== Items
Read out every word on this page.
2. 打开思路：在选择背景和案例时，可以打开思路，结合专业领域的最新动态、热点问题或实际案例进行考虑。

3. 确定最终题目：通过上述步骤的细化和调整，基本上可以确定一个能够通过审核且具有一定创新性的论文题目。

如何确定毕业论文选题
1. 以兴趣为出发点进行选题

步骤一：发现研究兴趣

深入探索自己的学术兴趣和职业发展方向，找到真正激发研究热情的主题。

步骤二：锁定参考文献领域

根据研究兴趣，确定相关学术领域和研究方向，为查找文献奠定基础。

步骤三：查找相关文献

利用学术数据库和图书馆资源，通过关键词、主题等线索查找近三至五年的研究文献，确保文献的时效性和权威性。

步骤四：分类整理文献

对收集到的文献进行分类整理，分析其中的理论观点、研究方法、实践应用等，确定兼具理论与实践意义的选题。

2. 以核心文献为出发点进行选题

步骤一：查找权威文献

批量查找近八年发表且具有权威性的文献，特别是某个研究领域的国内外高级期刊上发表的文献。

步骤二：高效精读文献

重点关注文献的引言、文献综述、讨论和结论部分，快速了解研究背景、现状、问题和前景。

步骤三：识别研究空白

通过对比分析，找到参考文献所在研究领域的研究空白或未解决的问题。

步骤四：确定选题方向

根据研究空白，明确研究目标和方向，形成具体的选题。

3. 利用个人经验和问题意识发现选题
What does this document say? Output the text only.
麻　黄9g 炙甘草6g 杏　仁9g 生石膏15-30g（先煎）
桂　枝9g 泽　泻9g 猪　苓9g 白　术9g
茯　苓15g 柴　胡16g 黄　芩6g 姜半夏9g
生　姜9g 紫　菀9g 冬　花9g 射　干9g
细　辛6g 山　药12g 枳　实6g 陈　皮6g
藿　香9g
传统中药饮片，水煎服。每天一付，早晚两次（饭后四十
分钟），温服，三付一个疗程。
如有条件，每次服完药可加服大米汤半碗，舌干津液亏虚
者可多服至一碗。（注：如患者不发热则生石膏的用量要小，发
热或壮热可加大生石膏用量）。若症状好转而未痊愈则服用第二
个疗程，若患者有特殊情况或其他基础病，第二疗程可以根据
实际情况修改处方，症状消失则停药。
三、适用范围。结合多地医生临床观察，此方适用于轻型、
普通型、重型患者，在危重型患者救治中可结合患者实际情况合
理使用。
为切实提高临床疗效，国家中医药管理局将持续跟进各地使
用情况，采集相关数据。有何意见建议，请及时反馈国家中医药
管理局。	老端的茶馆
====
*Given problem*:
Return all of the data precisely as it appears.

*Response to this task*:
Read out every word on this page.
2. 打开思路：在选择背景和案例时，可以打开思路，结合专业领域的最新动态、热点问题或实际案例进行考虑。

3. 确定最终题目：通过上述步骤的细化和调整，基本上可以确定一个能够通过审核且具有一定创新性的论文题目。

如何确定毕业论文选题
1. 以兴趣为出发点进行选题

步骤一：发现研究兴趣

深入探索自己的学术兴趣和职业发展方向，找到真正激发研究热情的主题。

步骤二：锁定参考文献领域

根据研究兴趣，确定相关学术领域和研究方向，为查找文献奠定基础。

步骤三：查找相关文献

利用学术数据库和图书馆资源，通过关键词、主题等线索查找近三至五年的研究文献，确保文献的时效性和权威性。

步骤四：分类整理文献

对收集到的文献进行分类整理，分析其中的理论观点、研究方法、实践应用等，确定兼具理论与实践意义的选题。

2. 以核心文献为出发点进行选题

步骤一：查找权威文献

批量查找近八年发表且具有权威性的文献，特别是某个研究领域的国内外高级期刊上发表的文献。

步骤二：高效精读文献

重点关注文献的引言、文献综述、讨论和结论部分，快速了解研究背景、现状、问题和前景。

步骤三：识别研究空白

通过对比分析，找到参考文献所在研究领域的研究空白或未解决的问题。

步骤四：确定选题方向

根据研究空白，明确研究目标和方向，形成具体的选题。

3. 利用个人经验和问题意识发现选题
What does this document say? Output the text only.
麻　黄9g 炙甘草6g 杏　仁9g 生石膏15-30g（先煎）
桂　枝9g 泽　泻9g 猪　苓9g 白　术9g
茯　苓15g 柴　胡16g 黄　芩6g 姜半夏9g
生　姜9g 紫　菀9g 冬　花9g 射　干9g
细　辛6g 山　药12g 枳　实6g 陈　皮6g
藿　香9g
传统中药饮片，水煎服。每天一付，早晚两次（饭后四十
分钟），温服，三付一个疗程。
如有条件，每次服完药可加服大米汤半碗，舌干津液亏虚
者可多服至一碗。（注：如患者不发热则生石膏的用量要小，发
热或壮热可加大生石膏用量）。若症状好转而未痊愈则服用第二
个疗程，若患者有特殊情况或其他基础病，第二疗程可以根据
实际情况修改处方，症状消失则停药。
三、适用范围。结合多地医生临床观察，此方适用于轻型、
普通型、重型患者，在危重型患者救治中可结合患者实际情况合
理使用。
为切实提高临床疗效，国家中医药管理局将持续跟进各地使
用情况，采集相关数据。有何意见建议，请及时反馈国家中医药
管理局。	老端的茶馆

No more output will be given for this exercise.